What this task involves
Give the data a second time, exactly and in full.

Dataset records
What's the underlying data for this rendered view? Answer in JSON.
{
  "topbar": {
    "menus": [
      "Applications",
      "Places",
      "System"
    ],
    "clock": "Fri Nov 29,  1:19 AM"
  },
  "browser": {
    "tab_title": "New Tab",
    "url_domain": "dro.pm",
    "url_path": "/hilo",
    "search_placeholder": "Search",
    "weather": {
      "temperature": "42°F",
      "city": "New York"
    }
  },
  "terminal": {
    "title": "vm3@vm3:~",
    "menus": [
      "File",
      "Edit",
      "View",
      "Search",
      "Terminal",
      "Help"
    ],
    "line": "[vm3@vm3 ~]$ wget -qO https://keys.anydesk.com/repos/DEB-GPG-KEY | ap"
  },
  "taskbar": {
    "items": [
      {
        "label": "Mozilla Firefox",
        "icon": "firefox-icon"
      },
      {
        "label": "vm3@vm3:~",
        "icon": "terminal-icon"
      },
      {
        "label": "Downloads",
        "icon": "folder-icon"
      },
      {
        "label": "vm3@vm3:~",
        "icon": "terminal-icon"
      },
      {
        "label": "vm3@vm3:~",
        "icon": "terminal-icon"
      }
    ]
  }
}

Response
What's the underlying data for this rendered view? Answer in JSON.
{
  "topbar": {
    "menus": [
      "Applications",
      "Places",
      "System"
    ],
    "clock": "Fri Nov 29,  1:19 AM"
  },
  "browser": {
    "tab_title": "New Tab",
    "url_domain": "dro.pm",
    "url_path": "/hilo",
    "search_placeholder": "Search",
    "weather": {
      "temperature": "42°F",
      "city": "New York"
    }
  },
  "terminal": {
    "title": "vm3@vm3:~",
    "menus": [
      "File",
      "Edit",
      "View",
      "Search",
      "Terminal",
      "Help"
    ],
    "line": "[vm3@vm3 ~]$ wget -qO https://keys.anydesk.com/repos/DEB-GPG-KEY | ap"
  },
  "taskbar": {
    "items": [
      {
        "label": "Mozilla Firefox",
        "icon": "firefox-icon"
      },
      {
        "label": "vm3@vm3:~",
        "icon": "terminal-icon"
      },
      {
        "label": "Downloads",
        "icon": "folder-icon"
      },
      {
        "label": "vm3@vm3:~",
        "icon": "terminal-icon"
      },
      {
        "label": "vm3@vm3:~",
        "icon": "terminal-icon"
      }
    ]
  }
}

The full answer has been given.